** BEGIN **

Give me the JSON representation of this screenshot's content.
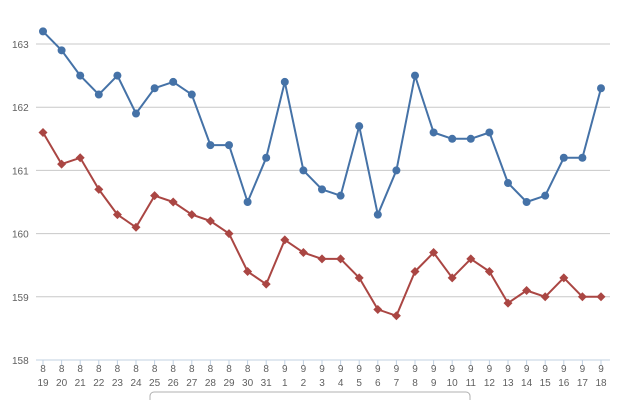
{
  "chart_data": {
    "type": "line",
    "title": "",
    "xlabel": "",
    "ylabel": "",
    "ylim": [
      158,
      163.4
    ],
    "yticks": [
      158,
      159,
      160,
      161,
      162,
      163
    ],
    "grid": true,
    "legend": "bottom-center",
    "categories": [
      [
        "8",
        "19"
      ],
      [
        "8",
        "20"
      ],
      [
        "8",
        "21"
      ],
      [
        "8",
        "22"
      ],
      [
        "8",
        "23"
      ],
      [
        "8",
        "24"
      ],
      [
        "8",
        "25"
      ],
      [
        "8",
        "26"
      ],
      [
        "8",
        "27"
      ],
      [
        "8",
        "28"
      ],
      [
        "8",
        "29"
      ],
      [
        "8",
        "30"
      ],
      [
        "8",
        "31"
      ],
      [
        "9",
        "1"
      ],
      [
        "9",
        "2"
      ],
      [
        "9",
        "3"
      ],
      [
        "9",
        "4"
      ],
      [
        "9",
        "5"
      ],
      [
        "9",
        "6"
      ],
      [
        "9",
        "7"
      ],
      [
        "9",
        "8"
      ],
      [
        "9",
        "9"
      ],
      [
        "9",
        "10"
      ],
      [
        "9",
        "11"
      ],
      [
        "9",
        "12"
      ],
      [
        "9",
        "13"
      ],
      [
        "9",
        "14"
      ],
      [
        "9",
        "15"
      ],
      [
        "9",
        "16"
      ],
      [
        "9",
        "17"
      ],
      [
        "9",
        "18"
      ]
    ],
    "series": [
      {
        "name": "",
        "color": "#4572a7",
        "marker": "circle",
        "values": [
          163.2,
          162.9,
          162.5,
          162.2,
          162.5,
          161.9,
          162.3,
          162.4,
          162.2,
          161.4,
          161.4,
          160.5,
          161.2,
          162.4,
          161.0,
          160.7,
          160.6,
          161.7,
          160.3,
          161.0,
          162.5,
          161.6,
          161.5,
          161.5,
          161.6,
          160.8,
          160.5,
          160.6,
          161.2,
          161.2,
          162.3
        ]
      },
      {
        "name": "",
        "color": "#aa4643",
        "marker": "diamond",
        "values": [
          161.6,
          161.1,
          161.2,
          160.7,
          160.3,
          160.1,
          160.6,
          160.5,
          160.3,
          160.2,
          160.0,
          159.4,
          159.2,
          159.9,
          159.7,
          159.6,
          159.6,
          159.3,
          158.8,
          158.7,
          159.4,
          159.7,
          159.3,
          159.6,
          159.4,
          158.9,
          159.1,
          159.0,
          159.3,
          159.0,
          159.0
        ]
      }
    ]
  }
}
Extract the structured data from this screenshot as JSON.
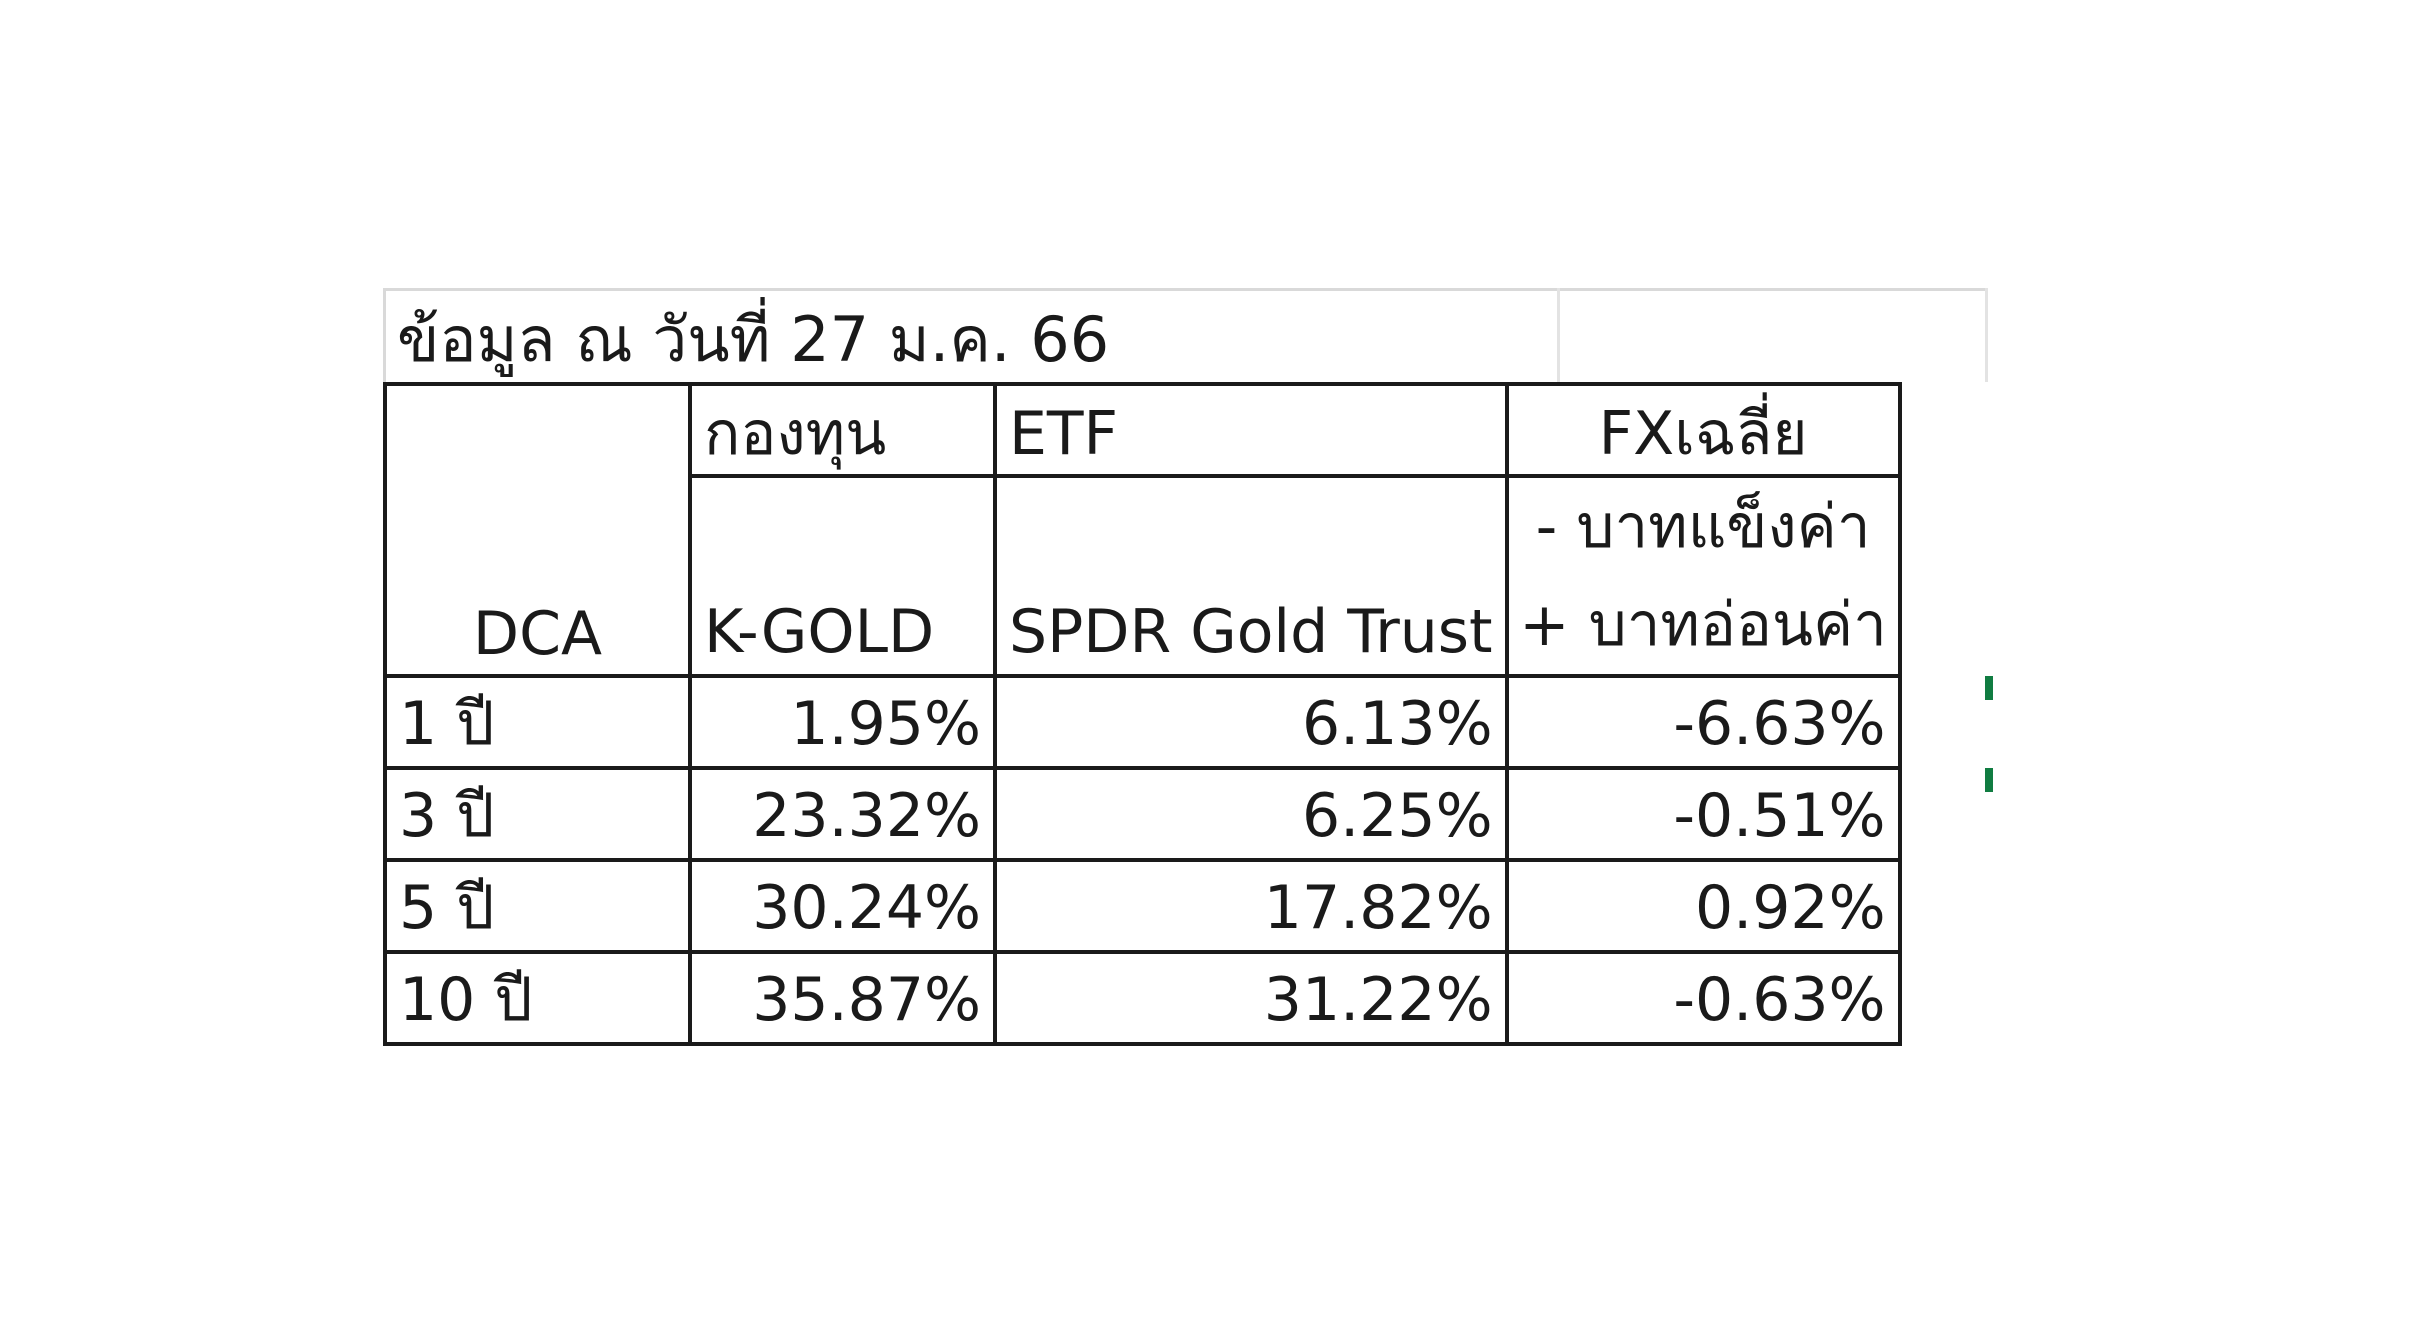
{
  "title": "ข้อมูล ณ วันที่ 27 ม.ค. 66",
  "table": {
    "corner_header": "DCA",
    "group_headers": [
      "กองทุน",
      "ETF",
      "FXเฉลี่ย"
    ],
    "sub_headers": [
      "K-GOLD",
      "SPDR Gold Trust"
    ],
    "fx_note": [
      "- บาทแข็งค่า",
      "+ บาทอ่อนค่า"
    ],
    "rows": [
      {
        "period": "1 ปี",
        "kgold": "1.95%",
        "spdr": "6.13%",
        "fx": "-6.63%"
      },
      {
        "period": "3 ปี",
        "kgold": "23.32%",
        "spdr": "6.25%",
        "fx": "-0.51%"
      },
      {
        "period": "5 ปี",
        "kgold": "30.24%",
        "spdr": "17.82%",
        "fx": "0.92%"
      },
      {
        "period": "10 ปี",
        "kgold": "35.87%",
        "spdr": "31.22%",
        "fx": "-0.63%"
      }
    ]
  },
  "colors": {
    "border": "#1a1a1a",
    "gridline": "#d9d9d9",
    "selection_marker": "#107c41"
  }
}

** END **

◆ **EXERCISE DESCRIPTION**
Apart from the pictures, the entries above are to be repeated in full and exactly.

◆ **EXERCISE ANSWER**
Give me the JSON representation of this screenshot's content.
{
  "chart_data": {
    "type": "line",
    "title": "",
    "xlabel": "",
    "ylabel": "",
    "ylim": [
      158,
      163.4
    ],
    "yticks": [
      158,
      159,
      160,
      161,
      162,
      163
    ],
    "grid": true,
    "legend": "bottom-center",
    "categories": [
      [
        "8",
        "19"
      ],
      [
        "8",
        "20"
      ],
      [
        "8",
        "21"
      ],
      [
        "8",
        "22"
      ],
      [
        "8",
        "23"
      ],
      [
        "8",
        "24"
      ],
      [
        "8",
        "25"
      ],
      [
        "8",
        "26"
      ],
      [
        "8",
        "27"
      ],
      [
        "8",
        "28"
      ],
      [
        "8",
        "29"
      ],
      [
        "8",
        "30"
      ],
      [
        "8",
        "31"
      ],
      [
        "9",
        "1"
      ],
      [
        "9",
        "2"
      ],
      [
        "9",
        "3"
      ],
      [
        "9",
        "4"
      ],
      [
        "9",
        "5"
      ],
      [
        "9",
        "6"
      ],
      [
        "9",
        "7"
      ],
      [
        "9",
        "8"
      ],
      [
        "9",
        "9"
      ],
      [
        "9",
        "10"
      ],
      [
        "9",
        "11"
      ],
      [
        "9",
        "12"
      ],
      [
        "9",
        "13"
      ],
      [
        "9",
        "14"
      ],
      [
        "9",
        "15"
      ],
      [
        "9",
        "16"
      ],
      [
        "9",
        "17"
      ],
      [
        "9",
        "18"
      ]
    ],
    "series": [
      {
        "name": "",
        "color": "#4572a7",
        "marker": "circle",
        "values": [
          163.2,
          162.9,
          162.5,
          162.2,
          162.5,
          161.9,
          162.3,
          162.4,
          162.2,
          161.4,
          161.4,
          160.5,
          161.2,
          162.4,
          161.0,
          160.7,
          160.6,
          161.7,
          160.3,
          161.0,
          162.5,
          161.6,
          161.5,
          161.5,
          161.6,
          160.8,
          160.5,
          160.6,
          161.2,
          161.2,
          162.3
        ]
      },
      {
        "name": "",
        "color": "#aa4643",
        "marker": "diamond",
        "values": [
          161.6,
          161.1,
          161.2,
          160.7,
          160.3,
          160.1,
          160.6,
          160.5,
          160.3,
          160.2,
          160.0,
          159.4,
          159.2,
          159.9,
          159.7,
          159.6,
          159.6,
          159.3,
          158.8,
          158.7,
          159.4,
          159.7,
          159.3,
          159.6,
          159.4,
          158.9,
          159.1,
          159.0,
          159.3,
          159.0,
          159.0
        ]
      }
    ]
  }
}
Extract the structured data from this screenshot as JSON.
{
  "title": "ข้อมูล ณ วันที่ 27 ม.ค. 66",
  "table": {
    "corner_header": "DCA",
    "group_headers": [
      "กองทุน",
      "ETF",
      "FXเฉลี่ย"
    ],
    "sub_headers": [
      "K-GOLD",
      "SPDR Gold Trust"
    ],
    "fx_note": [
      "- บาทแข็งค่า",
      "+ บาทอ่อนค่า"
    ],
    "rows": [
      {
        "period": "1 ปี",
        "kgold": "1.95%",
        "spdr": "6.13%",
        "fx": "-6.63%"
      },
      {
        "period": "3 ปี",
        "kgold": "23.32%",
        "spdr": "6.25%",
        "fx": "-0.51%"
      },
      {
        "period": "5 ปี",
        "kgold": "30.24%",
        "spdr": "17.82%",
        "fx": "0.92%"
      },
      {
        "period": "10 ปี",
        "kgold": "35.87%",
        "spdr": "31.22%",
        "fx": "-0.63%"
      }
    ]
  },
  "colors": {
    "border": "#1a1a1a",
    "gridline": "#d9d9d9",
    "selection_marker": "#107c41"
  }
}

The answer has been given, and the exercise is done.